▸ **Requirements**: Go through the material and write it all out exactly, minus the pictures.

▸ **Data provided**:
>>

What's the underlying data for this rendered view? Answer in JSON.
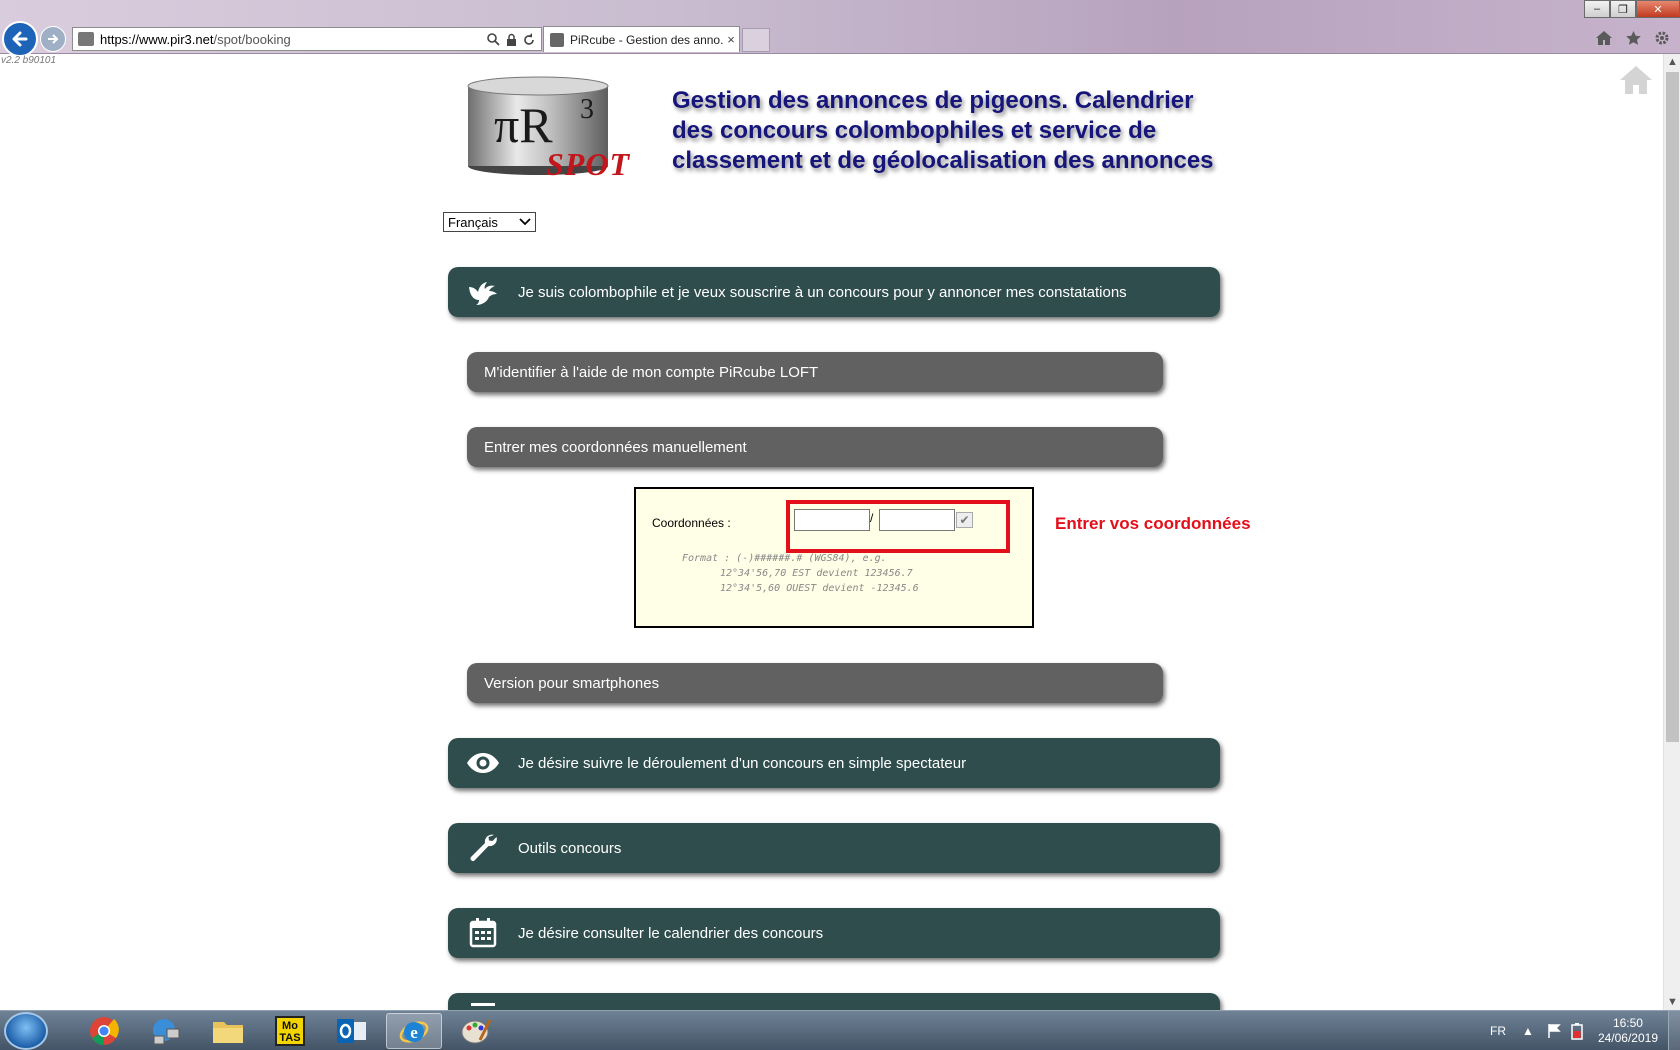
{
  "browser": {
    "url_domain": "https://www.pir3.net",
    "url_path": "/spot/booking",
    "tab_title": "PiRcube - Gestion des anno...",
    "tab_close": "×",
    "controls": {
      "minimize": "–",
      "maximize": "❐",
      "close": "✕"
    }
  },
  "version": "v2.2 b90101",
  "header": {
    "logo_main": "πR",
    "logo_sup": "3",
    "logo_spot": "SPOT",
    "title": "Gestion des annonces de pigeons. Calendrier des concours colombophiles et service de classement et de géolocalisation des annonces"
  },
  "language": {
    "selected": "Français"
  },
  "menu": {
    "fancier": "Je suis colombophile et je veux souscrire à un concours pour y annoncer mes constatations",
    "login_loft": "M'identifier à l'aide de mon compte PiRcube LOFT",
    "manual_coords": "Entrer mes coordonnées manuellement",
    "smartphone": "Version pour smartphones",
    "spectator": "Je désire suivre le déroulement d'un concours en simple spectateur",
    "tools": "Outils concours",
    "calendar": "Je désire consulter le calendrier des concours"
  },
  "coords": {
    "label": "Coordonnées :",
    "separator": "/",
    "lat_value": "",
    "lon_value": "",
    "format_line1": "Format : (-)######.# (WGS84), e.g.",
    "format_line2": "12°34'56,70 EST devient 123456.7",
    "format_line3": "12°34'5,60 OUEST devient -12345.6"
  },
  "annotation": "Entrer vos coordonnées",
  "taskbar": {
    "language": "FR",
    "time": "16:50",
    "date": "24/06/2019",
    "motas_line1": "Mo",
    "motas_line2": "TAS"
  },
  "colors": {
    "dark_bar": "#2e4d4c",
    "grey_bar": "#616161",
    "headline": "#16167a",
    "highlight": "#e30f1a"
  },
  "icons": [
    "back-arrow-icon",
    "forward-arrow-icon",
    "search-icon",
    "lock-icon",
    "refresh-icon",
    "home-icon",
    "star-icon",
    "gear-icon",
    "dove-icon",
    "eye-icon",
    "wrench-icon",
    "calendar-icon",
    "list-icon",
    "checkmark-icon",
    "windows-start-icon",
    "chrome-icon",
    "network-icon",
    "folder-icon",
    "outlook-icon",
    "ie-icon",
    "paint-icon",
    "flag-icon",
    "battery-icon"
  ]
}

<<

▸ **Complete response**:
What's the underlying data for this rendered view? Answer in JSON.
{
  "browser": {
    "url_domain": "https://www.pir3.net",
    "url_path": "/spot/booking",
    "tab_title": "PiRcube - Gestion des anno...",
    "tab_close": "×",
    "controls": {
      "minimize": "–",
      "maximize": "❐",
      "close": "✕"
    }
  },
  "version": "v2.2 b90101",
  "header": {
    "logo_main": "πR",
    "logo_sup": "3",
    "logo_spot": "SPOT",
    "title": "Gestion des annonces de pigeons. Calendrier des concours colombophiles et service de classement et de géolocalisation des annonces"
  },
  "language": {
    "selected": "Français"
  },
  "menu": {
    "fancier": "Je suis colombophile et je veux souscrire à un concours pour y annoncer mes constatations",
    "login_loft": "M'identifier à l'aide de mon compte PiRcube LOFT",
    "manual_coords": "Entrer mes coordonnées manuellement",
    "smartphone": "Version pour smartphones",
    "spectator": "Je désire suivre le déroulement d'un concours en simple spectateur",
    "tools": "Outils concours",
    "calendar": "Je désire consulter le calendrier des concours"
  },
  "coords": {
    "label": "Coordonnées :",
    "separator": "/",
    "lat_value": "",
    "lon_value": "",
    "format_line1": "Format : (-)######.# (WGS84), e.g.",
    "format_line2": "12°34'56,70 EST devient 123456.7",
    "format_line3": "12°34'5,60 OUEST devient -12345.6"
  },
  "annotation": "Entrer vos coordonnées",
  "taskbar": {
    "language": "FR",
    "time": "16:50",
    "date": "24/06/2019",
    "motas_line1": "Mo",
    "motas_line2": "TAS"
  },
  "colors": {
    "dark_bar": "#2e4d4c",
    "grey_bar": "#616161",
    "headline": "#16167a",
    "highlight": "#e30f1a"
  },
  "icons": [
    "back-arrow-icon",
    "forward-arrow-icon",
    "search-icon",
    "lock-icon",
    "refresh-icon",
    "home-icon",
    "star-icon",
    "gear-icon",
    "dove-icon",
    "eye-icon",
    "wrench-icon",
    "calendar-icon",
    "list-icon",
    "checkmark-icon",
    "windows-start-icon",
    "chrome-icon",
    "network-icon",
    "folder-icon",
    "outlook-icon",
    "ie-icon",
    "paint-icon",
    "flag-icon",
    "battery-icon"
  ]
}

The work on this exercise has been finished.